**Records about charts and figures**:
──────

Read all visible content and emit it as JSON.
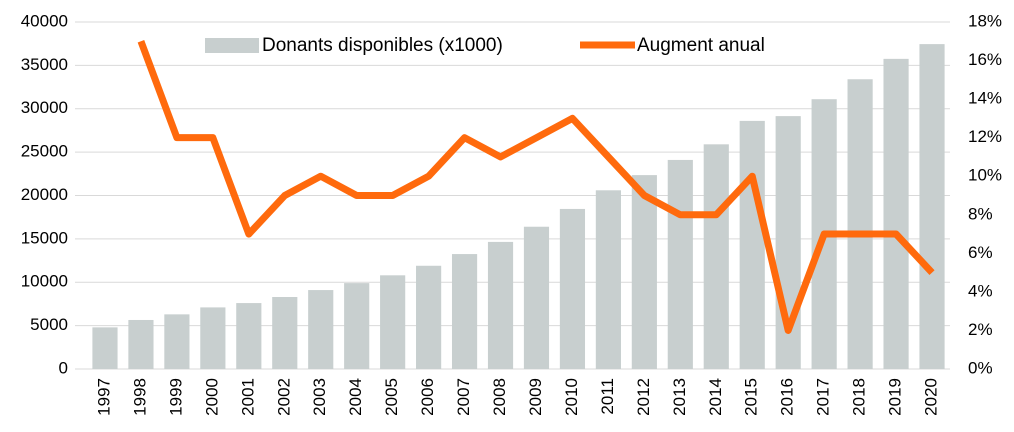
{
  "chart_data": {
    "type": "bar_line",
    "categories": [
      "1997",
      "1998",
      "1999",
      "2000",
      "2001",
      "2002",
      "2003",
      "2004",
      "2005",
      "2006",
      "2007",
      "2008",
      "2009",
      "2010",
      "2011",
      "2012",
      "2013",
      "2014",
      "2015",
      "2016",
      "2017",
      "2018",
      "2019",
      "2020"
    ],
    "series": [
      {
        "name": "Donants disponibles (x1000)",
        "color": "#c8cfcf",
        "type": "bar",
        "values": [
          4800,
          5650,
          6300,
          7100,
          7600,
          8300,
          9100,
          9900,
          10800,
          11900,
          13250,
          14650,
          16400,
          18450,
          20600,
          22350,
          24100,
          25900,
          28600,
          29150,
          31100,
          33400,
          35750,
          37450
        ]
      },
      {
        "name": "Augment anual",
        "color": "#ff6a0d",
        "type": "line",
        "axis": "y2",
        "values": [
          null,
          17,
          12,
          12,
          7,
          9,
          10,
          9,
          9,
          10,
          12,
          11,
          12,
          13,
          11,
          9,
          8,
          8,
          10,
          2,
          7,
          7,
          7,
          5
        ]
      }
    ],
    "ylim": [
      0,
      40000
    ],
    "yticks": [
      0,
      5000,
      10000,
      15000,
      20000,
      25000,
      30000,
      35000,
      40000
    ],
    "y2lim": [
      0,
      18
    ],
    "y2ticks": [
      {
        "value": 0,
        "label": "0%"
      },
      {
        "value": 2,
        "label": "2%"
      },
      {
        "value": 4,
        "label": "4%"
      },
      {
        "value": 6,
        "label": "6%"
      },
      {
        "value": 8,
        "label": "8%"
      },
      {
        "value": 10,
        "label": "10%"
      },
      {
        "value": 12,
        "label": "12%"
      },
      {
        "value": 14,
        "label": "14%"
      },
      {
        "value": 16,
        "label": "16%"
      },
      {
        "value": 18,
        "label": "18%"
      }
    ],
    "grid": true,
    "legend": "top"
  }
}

──────

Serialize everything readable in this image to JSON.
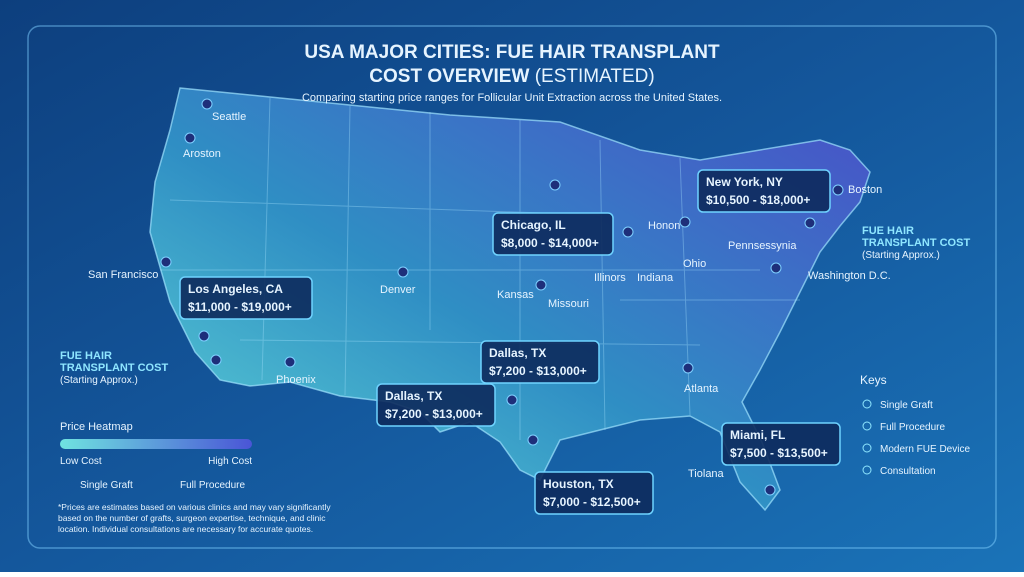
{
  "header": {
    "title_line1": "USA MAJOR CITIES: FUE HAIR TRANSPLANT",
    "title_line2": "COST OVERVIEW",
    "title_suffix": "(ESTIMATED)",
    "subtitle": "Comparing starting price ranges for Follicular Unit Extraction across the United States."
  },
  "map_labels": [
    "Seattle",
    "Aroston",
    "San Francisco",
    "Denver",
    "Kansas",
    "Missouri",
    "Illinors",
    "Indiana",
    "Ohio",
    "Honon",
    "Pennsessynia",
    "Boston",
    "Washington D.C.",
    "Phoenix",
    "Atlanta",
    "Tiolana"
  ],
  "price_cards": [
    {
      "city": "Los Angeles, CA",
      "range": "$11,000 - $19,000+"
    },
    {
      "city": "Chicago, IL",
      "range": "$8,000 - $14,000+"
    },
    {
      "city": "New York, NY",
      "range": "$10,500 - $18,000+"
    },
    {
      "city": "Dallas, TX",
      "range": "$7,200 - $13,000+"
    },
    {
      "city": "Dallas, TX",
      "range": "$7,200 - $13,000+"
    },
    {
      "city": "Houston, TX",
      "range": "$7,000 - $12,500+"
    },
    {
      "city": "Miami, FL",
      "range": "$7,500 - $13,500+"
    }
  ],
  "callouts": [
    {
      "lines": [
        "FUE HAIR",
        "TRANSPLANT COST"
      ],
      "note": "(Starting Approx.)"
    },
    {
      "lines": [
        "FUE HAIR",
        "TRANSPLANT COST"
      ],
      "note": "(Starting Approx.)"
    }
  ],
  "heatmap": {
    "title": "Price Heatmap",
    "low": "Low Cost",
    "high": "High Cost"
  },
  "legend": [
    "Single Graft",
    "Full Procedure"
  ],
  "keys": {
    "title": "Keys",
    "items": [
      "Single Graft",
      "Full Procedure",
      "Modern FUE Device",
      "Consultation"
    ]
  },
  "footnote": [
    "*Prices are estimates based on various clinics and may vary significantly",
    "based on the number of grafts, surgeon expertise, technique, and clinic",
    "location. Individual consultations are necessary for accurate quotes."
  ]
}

──────

**What the task requires**:
From the listing above, copy every line that holds the string "city".

**Final result**:
      "city": "Los Angeles, CA",
      "city": "Chicago, IL",
      "city": "New York, NY",
      "city": "Dallas, TX",
      "city": "Dallas, TX",
      "city": "Houston, TX",
      "city": "Miami, FL",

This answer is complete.